- [STATED TASK]
Give the material again in full, matching it exactly.

- [MATERIAL SHOWN]
+++++

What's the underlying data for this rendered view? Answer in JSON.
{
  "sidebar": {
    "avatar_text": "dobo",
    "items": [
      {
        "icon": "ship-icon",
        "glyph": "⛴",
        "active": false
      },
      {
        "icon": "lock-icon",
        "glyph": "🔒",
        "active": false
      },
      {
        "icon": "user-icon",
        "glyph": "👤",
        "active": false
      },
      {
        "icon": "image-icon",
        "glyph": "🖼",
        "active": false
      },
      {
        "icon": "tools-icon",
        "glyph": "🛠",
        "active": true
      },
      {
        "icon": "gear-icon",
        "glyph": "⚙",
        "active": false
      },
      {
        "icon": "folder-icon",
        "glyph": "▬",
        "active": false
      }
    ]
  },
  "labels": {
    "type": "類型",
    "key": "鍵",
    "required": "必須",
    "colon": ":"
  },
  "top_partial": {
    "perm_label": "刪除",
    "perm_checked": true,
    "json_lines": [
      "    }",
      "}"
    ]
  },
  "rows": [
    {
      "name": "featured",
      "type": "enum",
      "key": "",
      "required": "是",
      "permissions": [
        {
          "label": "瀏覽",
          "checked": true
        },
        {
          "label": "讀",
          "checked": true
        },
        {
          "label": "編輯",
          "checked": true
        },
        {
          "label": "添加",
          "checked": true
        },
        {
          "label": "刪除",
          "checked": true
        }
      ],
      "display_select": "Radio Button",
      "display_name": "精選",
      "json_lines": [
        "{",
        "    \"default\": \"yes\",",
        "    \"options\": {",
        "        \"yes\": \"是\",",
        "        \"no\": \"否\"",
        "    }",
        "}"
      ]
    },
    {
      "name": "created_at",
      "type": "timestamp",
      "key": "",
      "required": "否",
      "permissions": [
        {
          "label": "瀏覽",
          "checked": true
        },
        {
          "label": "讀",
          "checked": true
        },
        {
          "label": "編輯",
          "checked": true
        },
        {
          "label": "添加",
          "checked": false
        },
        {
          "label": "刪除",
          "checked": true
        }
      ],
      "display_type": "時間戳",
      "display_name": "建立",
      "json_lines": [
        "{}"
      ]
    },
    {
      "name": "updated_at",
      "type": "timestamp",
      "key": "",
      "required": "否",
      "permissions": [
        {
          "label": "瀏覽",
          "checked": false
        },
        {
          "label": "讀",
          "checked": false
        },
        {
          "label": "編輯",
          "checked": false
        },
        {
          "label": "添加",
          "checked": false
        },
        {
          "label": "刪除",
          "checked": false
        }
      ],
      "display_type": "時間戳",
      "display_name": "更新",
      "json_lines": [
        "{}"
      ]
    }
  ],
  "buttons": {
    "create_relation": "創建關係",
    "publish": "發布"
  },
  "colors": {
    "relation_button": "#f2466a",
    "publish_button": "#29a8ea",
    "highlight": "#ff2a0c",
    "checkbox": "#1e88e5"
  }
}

+++++

- [RESPONSE]
What's the underlying data for this rendered view? Answer in JSON.
{
  "sidebar": {
    "avatar_text": "dobo",
    "items": [
      {
        "icon": "ship-icon",
        "glyph": "⛴",
        "active": false
      },
      {
        "icon": "lock-icon",
        "glyph": "🔒",
        "active": false
      },
      {
        "icon": "user-icon",
        "glyph": "👤",
        "active": false
      },
      {
        "icon": "image-icon",
        "glyph": "🖼",
        "active": false
      },
      {
        "icon": "tools-icon",
        "glyph": "🛠",
        "active": true
      },
      {
        "icon": "gear-icon",
        "glyph": "⚙",
        "active": false
      },
      {
        "icon": "folder-icon",
        "glyph": "▬",
        "active": false
      }
    ]
  },
  "labels": {
    "type": "類型",
    "key": "鍵",
    "required": "必須",
    "colon": ":"
  },
  "top_partial": {
    "perm_label": "刪除",
    "perm_checked": true,
    "json_lines": [
      "    }",
      "}"
    ]
  },
  "rows": [
    {
      "name": "featured",
      "type": "enum",
      "key": "",
      "required": "是",
      "permissions": [
        {
          "label": "瀏覽",
          "checked": true
        },
        {
          "label": "讀",
          "checked": true
        },
        {
          "label": "編輯",
          "checked": true
        },
        {
          "label": "添加",
          "checked": true
        },
        {
          "label": "刪除",
          "checked": true
        }
      ],
      "display_select": "Radio Button",
      "display_name": "精選",
      "json_lines": [
        "{",
        "    \"default\": \"yes\",",
        "    \"options\": {",
        "        \"yes\": \"是\",",
        "        \"no\": \"否\"",
        "    }",
        "}"
      ]
    },
    {
      "name": "created_at",
      "type": "timestamp",
      "key": "",
      "required": "否",
      "permissions": [
        {
          "label": "瀏覽",
          "checked": true
        },
        {
          "label": "讀",
          "checked": true
        },
        {
          "label": "編輯",
          "checked": true
        },
        {
          "label": "添加",
          "checked": false
        },
        {
          "label": "刪除",
          "checked": true
        }
      ],
      "display_type": "時間戳",
      "display_name": "建立",
      "json_lines": [
        "{}"
      ]
    },
    {
      "name": "updated_at",
      "type": "timestamp",
      "key": "",
      "required": "否",
      "permissions": [
        {
          "label": "瀏覽",
          "checked": false
        },
        {
          "label": "讀",
          "checked": false
        },
        {
          "label": "編輯",
          "checked": false
        },
        {
          "label": "添加",
          "checked": false
        },
        {
          "label": "刪除",
          "checked": false
        }
      ],
      "display_type": "時間戳",
      "display_name": "更新",
      "json_lines": [
        "{}"
      ]
    }
  ],
  "buttons": {
    "create_relation": "創建關係",
    "publish": "發布"
  },
  "colors": {
    "relation_button": "#f2466a",
    "publish_button": "#29a8ea",
    "highlight": "#ff2a0c",
    "checkbox": "#1e88e5"
  }
}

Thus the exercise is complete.